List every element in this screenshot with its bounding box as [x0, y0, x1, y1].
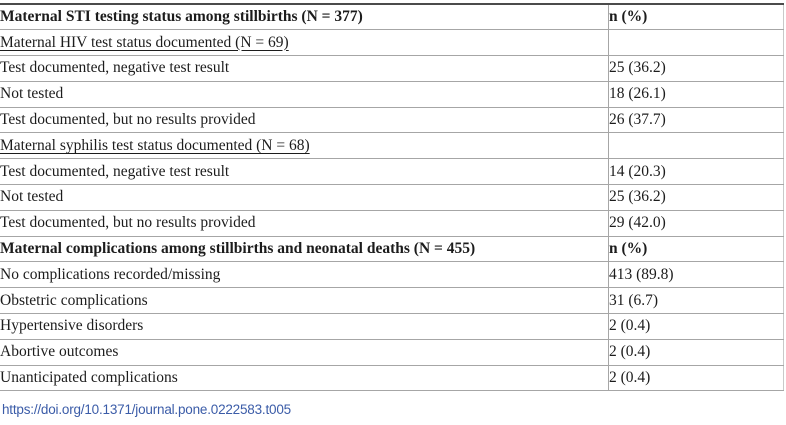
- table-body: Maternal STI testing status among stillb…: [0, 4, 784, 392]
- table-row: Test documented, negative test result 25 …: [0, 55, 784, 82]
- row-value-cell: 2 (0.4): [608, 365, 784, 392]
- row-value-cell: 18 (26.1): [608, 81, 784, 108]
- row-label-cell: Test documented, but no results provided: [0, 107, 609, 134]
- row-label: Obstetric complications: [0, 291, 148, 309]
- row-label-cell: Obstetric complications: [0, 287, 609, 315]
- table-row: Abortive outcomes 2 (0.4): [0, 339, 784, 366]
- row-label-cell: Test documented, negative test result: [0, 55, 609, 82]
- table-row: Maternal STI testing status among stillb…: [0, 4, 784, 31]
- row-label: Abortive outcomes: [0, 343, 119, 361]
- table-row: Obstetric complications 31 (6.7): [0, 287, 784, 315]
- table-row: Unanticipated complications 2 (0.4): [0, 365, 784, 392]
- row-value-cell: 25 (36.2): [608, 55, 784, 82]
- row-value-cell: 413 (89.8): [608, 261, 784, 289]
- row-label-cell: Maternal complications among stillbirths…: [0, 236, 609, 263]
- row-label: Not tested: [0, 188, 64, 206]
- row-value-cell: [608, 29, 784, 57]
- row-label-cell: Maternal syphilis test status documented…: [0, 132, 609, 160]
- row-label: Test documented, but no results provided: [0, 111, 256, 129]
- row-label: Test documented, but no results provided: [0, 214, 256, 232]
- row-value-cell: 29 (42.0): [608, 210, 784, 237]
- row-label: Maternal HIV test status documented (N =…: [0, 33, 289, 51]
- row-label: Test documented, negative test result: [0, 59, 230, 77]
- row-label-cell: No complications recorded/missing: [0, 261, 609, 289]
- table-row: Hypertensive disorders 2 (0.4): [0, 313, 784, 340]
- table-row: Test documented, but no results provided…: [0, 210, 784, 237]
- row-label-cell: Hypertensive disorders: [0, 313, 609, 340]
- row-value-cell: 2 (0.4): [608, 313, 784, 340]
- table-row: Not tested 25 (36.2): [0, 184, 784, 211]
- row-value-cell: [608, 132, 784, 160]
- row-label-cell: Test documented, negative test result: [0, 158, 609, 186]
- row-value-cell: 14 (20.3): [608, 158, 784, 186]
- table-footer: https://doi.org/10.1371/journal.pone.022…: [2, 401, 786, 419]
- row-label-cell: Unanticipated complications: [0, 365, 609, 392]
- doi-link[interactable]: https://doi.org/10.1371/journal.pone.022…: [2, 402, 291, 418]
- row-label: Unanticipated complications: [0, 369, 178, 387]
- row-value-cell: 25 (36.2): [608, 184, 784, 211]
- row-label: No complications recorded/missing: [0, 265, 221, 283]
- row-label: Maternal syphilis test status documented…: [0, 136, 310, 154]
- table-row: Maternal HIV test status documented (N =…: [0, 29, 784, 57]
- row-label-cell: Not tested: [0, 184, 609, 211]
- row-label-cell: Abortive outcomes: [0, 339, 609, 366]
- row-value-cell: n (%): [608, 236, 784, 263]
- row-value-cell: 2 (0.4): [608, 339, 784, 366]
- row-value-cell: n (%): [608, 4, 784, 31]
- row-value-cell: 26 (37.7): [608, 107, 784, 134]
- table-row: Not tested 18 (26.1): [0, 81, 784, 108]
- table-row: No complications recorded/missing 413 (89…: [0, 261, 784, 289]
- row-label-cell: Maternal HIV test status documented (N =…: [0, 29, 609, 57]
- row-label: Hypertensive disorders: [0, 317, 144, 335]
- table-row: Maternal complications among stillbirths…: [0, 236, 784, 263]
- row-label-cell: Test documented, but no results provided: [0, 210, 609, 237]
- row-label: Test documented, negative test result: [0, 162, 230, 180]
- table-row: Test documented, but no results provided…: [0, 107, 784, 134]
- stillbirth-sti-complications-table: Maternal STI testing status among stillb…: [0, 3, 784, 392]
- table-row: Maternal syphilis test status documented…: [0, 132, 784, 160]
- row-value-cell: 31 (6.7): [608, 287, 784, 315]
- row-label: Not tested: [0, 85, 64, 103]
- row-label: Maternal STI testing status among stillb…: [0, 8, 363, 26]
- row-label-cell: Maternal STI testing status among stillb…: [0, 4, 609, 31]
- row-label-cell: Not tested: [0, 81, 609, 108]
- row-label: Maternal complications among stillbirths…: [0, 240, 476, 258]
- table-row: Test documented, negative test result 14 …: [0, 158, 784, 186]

--------------------

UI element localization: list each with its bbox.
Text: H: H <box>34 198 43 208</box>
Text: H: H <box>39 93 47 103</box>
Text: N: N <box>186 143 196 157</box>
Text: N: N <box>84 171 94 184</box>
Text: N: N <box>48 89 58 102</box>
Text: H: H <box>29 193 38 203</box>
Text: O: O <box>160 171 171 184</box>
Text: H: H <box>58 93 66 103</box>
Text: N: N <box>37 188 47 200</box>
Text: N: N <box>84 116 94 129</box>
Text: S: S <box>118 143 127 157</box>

--------------------

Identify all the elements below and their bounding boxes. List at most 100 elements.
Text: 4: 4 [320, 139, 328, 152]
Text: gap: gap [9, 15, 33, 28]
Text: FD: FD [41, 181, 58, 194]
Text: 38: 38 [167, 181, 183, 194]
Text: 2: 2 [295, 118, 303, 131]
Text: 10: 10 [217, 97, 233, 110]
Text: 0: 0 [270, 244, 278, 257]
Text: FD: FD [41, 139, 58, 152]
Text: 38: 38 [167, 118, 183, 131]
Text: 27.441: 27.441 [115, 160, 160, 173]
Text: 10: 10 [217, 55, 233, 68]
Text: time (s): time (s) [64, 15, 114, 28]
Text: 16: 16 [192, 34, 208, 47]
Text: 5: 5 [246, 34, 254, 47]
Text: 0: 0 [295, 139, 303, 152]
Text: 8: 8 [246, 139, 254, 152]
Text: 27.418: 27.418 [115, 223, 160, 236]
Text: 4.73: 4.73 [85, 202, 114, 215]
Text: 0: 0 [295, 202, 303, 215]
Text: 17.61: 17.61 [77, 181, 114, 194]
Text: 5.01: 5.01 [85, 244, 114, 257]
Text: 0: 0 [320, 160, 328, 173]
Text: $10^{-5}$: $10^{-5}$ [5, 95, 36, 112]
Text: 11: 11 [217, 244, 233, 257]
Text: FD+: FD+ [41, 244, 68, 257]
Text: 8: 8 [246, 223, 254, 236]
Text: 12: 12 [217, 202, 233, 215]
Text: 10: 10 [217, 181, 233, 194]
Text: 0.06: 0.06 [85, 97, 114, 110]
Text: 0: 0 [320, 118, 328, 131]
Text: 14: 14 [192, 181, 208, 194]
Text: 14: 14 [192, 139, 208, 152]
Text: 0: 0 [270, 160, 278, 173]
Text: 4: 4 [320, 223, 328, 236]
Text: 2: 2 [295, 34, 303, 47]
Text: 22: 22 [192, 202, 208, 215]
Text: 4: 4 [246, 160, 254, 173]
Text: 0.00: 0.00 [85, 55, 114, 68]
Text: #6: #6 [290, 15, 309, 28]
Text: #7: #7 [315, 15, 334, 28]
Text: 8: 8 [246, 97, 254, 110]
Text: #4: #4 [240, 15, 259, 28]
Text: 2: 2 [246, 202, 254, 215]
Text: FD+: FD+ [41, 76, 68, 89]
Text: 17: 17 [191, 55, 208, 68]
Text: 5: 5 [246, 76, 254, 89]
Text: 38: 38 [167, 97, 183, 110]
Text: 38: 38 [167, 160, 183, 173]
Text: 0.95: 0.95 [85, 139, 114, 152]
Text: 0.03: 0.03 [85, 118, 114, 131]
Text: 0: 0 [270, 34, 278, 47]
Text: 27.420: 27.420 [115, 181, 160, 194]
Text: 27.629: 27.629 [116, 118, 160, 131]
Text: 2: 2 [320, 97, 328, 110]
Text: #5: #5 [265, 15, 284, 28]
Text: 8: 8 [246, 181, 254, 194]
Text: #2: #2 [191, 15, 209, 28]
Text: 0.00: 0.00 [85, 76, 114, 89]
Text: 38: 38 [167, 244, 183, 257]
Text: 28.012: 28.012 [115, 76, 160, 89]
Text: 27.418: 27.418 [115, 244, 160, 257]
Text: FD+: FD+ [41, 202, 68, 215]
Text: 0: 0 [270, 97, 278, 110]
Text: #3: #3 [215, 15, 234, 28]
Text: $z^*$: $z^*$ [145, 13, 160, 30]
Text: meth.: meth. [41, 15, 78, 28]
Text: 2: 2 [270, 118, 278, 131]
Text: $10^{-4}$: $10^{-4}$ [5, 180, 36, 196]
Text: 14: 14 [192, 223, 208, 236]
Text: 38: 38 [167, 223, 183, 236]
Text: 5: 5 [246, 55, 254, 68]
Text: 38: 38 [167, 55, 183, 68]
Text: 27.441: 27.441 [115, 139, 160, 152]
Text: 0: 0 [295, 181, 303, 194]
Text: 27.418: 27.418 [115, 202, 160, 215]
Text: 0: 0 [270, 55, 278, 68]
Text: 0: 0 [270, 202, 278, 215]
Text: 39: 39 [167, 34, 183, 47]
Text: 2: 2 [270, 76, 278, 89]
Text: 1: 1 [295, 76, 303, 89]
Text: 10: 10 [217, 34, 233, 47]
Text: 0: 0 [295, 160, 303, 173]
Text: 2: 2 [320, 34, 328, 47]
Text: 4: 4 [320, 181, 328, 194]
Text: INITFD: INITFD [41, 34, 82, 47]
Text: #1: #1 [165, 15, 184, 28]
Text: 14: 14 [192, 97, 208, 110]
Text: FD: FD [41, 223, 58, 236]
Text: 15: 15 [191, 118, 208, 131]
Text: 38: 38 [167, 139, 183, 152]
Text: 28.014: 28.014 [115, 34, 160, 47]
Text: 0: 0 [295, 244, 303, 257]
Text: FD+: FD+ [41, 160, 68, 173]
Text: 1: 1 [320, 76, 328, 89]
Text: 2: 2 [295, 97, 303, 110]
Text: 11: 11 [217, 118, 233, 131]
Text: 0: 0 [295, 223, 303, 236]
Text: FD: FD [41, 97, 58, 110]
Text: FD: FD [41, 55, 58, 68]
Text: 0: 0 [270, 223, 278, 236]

--------------------

▶ **任务目标**
把上面条目中含有“Unanticipated”这个词的每一行都挑出来，原样抄下。大小写要一致才算。

▶ **答案如下**
- table-row: Unanticipated complications 2 (0.4): [0, 365, 784, 392]
- row-label-cell: Unanticipated complications: [0, 365, 609, 392]
- row-label: Unanticipated complications: [0, 369, 178, 387]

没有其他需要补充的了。